## EXERCISE DETAILS
Print the records again, character for character.

## WORKING DATA
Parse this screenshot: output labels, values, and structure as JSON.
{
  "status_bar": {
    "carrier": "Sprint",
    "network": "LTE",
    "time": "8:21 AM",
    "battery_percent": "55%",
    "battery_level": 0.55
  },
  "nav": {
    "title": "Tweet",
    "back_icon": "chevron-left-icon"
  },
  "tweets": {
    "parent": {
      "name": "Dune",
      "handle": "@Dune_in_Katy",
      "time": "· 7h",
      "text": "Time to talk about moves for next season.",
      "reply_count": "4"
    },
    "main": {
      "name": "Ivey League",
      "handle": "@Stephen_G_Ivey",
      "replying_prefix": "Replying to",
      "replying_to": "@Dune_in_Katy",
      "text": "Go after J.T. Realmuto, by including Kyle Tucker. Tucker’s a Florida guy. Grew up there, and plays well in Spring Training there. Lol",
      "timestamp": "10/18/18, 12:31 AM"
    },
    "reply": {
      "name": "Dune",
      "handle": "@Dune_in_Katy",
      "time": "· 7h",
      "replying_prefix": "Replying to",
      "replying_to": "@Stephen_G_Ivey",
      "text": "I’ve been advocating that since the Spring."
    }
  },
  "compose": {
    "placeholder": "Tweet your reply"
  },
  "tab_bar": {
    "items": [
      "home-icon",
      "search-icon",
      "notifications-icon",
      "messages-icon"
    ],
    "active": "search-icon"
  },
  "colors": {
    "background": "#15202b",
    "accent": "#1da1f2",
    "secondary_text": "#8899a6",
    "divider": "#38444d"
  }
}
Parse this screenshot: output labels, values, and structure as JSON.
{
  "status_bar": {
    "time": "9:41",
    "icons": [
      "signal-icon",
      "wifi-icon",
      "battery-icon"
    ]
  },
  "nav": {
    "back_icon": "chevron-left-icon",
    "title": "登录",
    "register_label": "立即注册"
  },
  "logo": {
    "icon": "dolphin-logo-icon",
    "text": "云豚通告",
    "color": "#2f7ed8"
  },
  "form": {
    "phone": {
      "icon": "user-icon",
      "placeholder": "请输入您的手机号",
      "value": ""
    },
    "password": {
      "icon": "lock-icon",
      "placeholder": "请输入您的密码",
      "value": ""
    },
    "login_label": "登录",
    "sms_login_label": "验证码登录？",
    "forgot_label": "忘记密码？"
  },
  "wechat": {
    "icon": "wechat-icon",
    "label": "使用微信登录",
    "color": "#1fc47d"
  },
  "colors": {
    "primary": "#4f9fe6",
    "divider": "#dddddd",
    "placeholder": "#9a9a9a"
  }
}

## REPLY TO THE TASK
Parse this screenshot: output labels, values, and structure as JSON.
{
  "status_bar": {
    "carrier": "Sprint",
    "network": "LTE",
    "time": "8:21 AM",
    "battery_percent": "55%",
    "battery_level": 0.55
  },
  "nav": {
    "title": "Tweet",
    "back_icon": "chevron-left-icon"
  },
  "tweets": {
    "parent": {
      "name": "Dune",
      "handle": "@Dune_in_Katy",
      "time": "· 7h",
      "text": "Time to talk about moves for next season.",
      "reply_count": "4"
    },
    "main": {
      "name": "Ivey League",
      "handle": "@Stephen_G_Ivey",
      "replying_prefix": "Replying to",
      "replying_to": "@Dune_in_Katy",
      "text": "Go after J.T. Realmuto, by including Kyle Tucker. Tucker’s a Florida guy. Grew up there, and plays well in Spring Training there. Lol",
      "timestamp": "10/18/18, 12:31 AM"
    },
    "reply": {
      "name": "Dune",
      "handle": "@Dune_in_Katy",
      "time": "· 7h",
      "replying_prefix": "Replying to",
      "replying_to": "@Stephen_G_Ivey",
      "text": "I’ve been advocating that since the Spring."
    }
  },
  "compose": {
    "placeholder": "Tweet your reply"
  },
  "tab_bar": {
    "items": [
      "home-icon",
      "search-icon",
      "notifications-icon",
      "messages-icon"
    ],
    "active": "search-icon"
  },
  "colors": {
    "background": "#15202b",
    "accent": "#1da1f2",
    "secondary_text": "#8899a6",
    "divider": "#38444d"
  }
}
Parse this screenshot: output labels, values, and structure as JSON.
{
  "status_bar": {
    "time": "9:41",
    "icons": [
      "signal-icon",
      "wifi-icon",
      "battery-icon"
    ]
  },
  "nav": {
    "back_icon": "chevron-left-icon",
    "title": "登录",
    "register_label": "立即注册"
  },
  "logo": {
    "icon": "dolphin-logo-icon",
    "text": "云豚通告",
    "color": "#2f7ed8"
  },
  "form": {
    "phone": {
      "icon": "user-icon",
      "placeholder": "请输入您的手机号",
      "value": ""
    },
    "password": {
      "icon": "lock-icon",
      "placeholder": "请输入您的密码",
      "value": ""
    },
    "login_label": "登录",
    "sms_login_label": "验证码登录？",
    "forgot_label": "忘记密码？"
  },
  "wechat": {
    "icon": "wechat-icon",
    "label": "使用微信登录",
    "color": "#1fc47d"
  },
  "colors": {
    "primary": "#4f9fe6",
    "divider": "#dddddd",
    "placeholder": "#9a9a9a"
  }
}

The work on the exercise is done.